- PROBLEM TO SOLVE: Write out the whole listing again, exactly.

——

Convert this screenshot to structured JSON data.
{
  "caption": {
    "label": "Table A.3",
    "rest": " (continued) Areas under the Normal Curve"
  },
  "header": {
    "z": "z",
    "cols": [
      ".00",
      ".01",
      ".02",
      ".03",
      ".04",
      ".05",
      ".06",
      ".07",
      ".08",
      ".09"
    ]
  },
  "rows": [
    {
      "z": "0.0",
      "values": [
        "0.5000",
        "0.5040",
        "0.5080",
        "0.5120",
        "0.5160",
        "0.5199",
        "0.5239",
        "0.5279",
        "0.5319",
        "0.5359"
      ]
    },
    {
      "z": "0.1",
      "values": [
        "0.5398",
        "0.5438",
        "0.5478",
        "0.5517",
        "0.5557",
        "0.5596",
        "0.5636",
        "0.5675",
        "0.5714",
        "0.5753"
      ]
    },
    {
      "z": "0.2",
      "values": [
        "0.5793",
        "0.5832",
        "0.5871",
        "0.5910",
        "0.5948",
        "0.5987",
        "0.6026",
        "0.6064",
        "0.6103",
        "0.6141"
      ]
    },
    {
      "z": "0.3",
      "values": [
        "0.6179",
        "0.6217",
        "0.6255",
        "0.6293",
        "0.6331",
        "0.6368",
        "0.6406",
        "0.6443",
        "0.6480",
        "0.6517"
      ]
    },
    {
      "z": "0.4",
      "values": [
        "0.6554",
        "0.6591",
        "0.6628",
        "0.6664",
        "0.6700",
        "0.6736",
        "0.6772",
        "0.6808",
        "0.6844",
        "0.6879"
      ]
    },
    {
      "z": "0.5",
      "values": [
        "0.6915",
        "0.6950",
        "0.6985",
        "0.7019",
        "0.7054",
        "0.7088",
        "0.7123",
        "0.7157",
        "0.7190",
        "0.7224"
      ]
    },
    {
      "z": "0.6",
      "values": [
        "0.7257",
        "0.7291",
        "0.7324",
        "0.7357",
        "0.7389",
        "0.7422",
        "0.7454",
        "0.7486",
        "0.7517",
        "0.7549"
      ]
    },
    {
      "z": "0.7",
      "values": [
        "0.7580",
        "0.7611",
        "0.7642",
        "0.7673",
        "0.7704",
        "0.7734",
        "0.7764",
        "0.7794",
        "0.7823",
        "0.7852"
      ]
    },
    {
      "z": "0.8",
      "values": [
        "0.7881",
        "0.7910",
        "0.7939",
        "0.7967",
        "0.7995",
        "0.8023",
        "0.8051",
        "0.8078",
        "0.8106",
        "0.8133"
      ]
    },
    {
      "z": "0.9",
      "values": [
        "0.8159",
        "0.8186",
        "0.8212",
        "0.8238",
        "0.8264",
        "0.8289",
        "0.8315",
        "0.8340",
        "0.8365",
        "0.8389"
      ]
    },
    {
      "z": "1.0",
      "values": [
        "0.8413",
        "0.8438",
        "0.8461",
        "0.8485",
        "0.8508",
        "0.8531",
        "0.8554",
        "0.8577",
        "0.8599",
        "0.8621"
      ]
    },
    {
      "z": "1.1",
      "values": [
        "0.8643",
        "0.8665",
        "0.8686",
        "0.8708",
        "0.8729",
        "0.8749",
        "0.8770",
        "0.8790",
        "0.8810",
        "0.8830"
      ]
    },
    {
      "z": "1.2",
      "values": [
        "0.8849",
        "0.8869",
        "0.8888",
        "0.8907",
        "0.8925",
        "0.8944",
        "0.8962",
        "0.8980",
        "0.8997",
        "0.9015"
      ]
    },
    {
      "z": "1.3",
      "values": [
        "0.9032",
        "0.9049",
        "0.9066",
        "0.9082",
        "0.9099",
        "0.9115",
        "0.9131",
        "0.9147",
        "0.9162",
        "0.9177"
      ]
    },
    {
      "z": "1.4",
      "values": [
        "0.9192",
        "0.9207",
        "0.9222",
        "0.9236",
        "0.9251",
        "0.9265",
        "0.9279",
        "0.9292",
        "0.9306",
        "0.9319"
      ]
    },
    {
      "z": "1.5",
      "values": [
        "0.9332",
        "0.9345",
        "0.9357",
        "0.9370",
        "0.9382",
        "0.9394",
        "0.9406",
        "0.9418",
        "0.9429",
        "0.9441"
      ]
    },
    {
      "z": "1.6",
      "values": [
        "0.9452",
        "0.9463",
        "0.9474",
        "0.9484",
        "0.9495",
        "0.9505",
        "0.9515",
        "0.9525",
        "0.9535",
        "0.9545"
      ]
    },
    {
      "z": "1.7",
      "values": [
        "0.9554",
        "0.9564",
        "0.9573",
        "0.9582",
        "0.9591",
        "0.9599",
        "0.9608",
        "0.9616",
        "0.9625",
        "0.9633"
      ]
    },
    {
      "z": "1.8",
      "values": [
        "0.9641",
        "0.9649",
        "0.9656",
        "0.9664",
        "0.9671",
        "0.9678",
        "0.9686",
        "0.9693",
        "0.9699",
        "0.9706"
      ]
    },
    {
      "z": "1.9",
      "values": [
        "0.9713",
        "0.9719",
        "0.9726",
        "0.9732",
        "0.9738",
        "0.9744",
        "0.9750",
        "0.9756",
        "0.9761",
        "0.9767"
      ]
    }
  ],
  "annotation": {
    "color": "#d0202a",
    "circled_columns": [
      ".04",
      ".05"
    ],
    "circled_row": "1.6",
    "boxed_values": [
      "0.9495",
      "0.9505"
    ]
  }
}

——

- ANSWER FOR THE TASK:
Convert this screenshot to structured JSON data.
{
  "caption": {
    "label": "Table A.3",
    "rest": " (continued) Areas under the Normal Curve"
  },
  "header": {
    "z": "z",
    "cols": [
      ".00",
      ".01",
      ".02",
      ".03",
      ".04",
      ".05",
      ".06",
      ".07",
      ".08",
      ".09"
    ]
  },
  "rows": [
    {
      "z": "0.0",
      "values": [
        "0.5000",
        "0.5040",
        "0.5080",
        "0.5120",
        "0.5160",
        "0.5199",
        "0.5239",
        "0.5279",
        "0.5319",
        "0.5359"
      ]
    },
    {
      "z": "0.1",
      "values": [
        "0.5398",
        "0.5438",
        "0.5478",
        "0.5517",
        "0.5557",
        "0.5596",
        "0.5636",
        "0.5675",
        "0.5714",
        "0.5753"
      ]
    },
    {
      "z": "0.2",
      "values": [
        "0.5793",
        "0.5832",
        "0.5871",
        "0.5910",
        "0.5948",
        "0.5987",
        "0.6026",
        "0.6064",
        "0.6103",
        "0.6141"
      ]
    },
    {
      "z": "0.3",
      "values": [
        "0.6179",
        "0.6217",
        "0.6255",
        "0.6293",
        "0.6331",
        "0.6368",
        "0.6406",
        "0.6443",
        "0.6480",
        "0.6517"
      ]
    },
    {
      "z": "0.4",
      "values": [
        "0.6554",
        "0.6591",
        "0.6628",
        "0.6664",
        "0.6700",
        "0.6736",
        "0.6772",
        "0.6808",
        "0.6844",
        "0.6879"
      ]
    },
    {
      "z": "0.5",
      "values": [
        "0.6915",
        "0.6950",
        "0.6985",
        "0.7019",
        "0.7054",
        "0.7088",
        "0.7123",
        "0.7157",
        "0.7190",
        "0.7224"
      ]
    },
    {
      "z": "0.6",
      "values": [
        "0.7257",
        "0.7291",
        "0.7324",
        "0.7357",
        "0.7389",
        "0.7422",
        "0.7454",
        "0.7486",
        "0.7517",
        "0.7549"
      ]
    },
    {
      "z": "0.7",
      "values": [
        "0.7580",
        "0.7611",
        "0.7642",
        "0.7673",
        "0.7704",
        "0.7734",
        "0.7764",
        "0.7794",
        "0.7823",
        "0.7852"
      ]
    },
    {
      "z": "0.8",
      "values": [
        "0.7881",
        "0.7910",
        "0.7939",
        "0.7967",
        "0.7995",
        "0.8023",
        "0.8051",
        "0.8078",
        "0.8106",
        "0.8133"
      ]
    },
    {
      "z": "0.9",
      "values": [
        "0.8159",
        "0.8186",
        "0.8212",
        "0.8238",
        "0.8264",
        "0.8289",
        "0.8315",
        "0.8340",
        "0.8365",
        "0.8389"
      ]
    },
    {
      "z": "1.0",
      "values": [
        "0.8413",
        "0.8438",
        "0.8461",
        "0.8485",
        "0.8508",
        "0.8531",
        "0.8554",
        "0.8577",
        "0.8599",
        "0.8621"
      ]
    },
    {
      "z": "1.1",
      "values": [
        "0.8643",
        "0.8665",
        "0.8686",
        "0.8708",
        "0.8729",
        "0.8749",
        "0.8770",
        "0.8790",
        "0.8810",
        "0.8830"
      ]
    },
    {
      "z": "1.2",
      "values": [
        "0.8849",
        "0.8869",
        "0.8888",
        "0.8907",
        "0.8925",
        "0.8944",
        "0.8962",
        "0.8980",
        "0.8997",
        "0.9015"
      ]
    },
    {
      "z": "1.3",
      "values": [
        "0.9032",
        "0.9049",
        "0.9066",
        "0.9082",
        "0.9099",
        "0.9115",
        "0.9131",
        "0.9147",
        "0.9162",
        "0.9177"
      ]
    },
    {
      "z": "1.4",
      "values": [
        "0.9192",
        "0.9207",
        "0.9222",
        "0.9236",
        "0.9251",
        "0.9265",
        "0.9279",
        "0.9292",
        "0.9306",
        "0.9319"
      ]
    },
    {
      "z": "1.5",
      "values": [
        "0.9332",
        "0.9345",
        "0.9357",
        "0.9370",
        "0.9382",
        "0.9394",
        "0.9406",
        "0.9418",
        "0.9429",
        "0.9441"
      ]
    },
    {
      "z": "1.6",
      "values": [
        "0.9452",
        "0.9463",
        "0.9474",
        "0.9484",
        "0.9495",
        "0.9505",
        "0.9515",
        "0.9525",
        "0.9535",
        "0.9545"
      ]
    },
    {
      "z": "1.7",
      "values": [
        "0.9554",
        "0.9564",
        "0.9573",
        "0.9582",
        "0.9591",
        "0.9599",
        "0.9608",
        "0.9616",
        "0.9625",
        "0.9633"
      ]
    },
    {
      "z": "1.8",
      "values": [
        "0.9641",
        "0.9649",
        "0.9656",
        "0.9664",
        "0.9671",
        "0.9678",
        "0.9686",
        "0.9693",
        "0.9699",
        "0.9706"
      ]
    },
    {
      "z": "1.9",
      "values": [
        "0.9713",
        "0.9719",
        "0.9726",
        "0.9732",
        "0.9738",
        "0.9744",
        "0.9750",
        "0.9756",
        "0.9761",
        "0.9767"
      ]
    }
  ],
  "annotation": {
    "color": "#d0202a",
    "circled_columns": [
      ".04",
      ".05"
    ],
    "circled_row": "1.6",
    "boxed_values": [
      "0.9495",
      "0.9505"
    ]
  }
}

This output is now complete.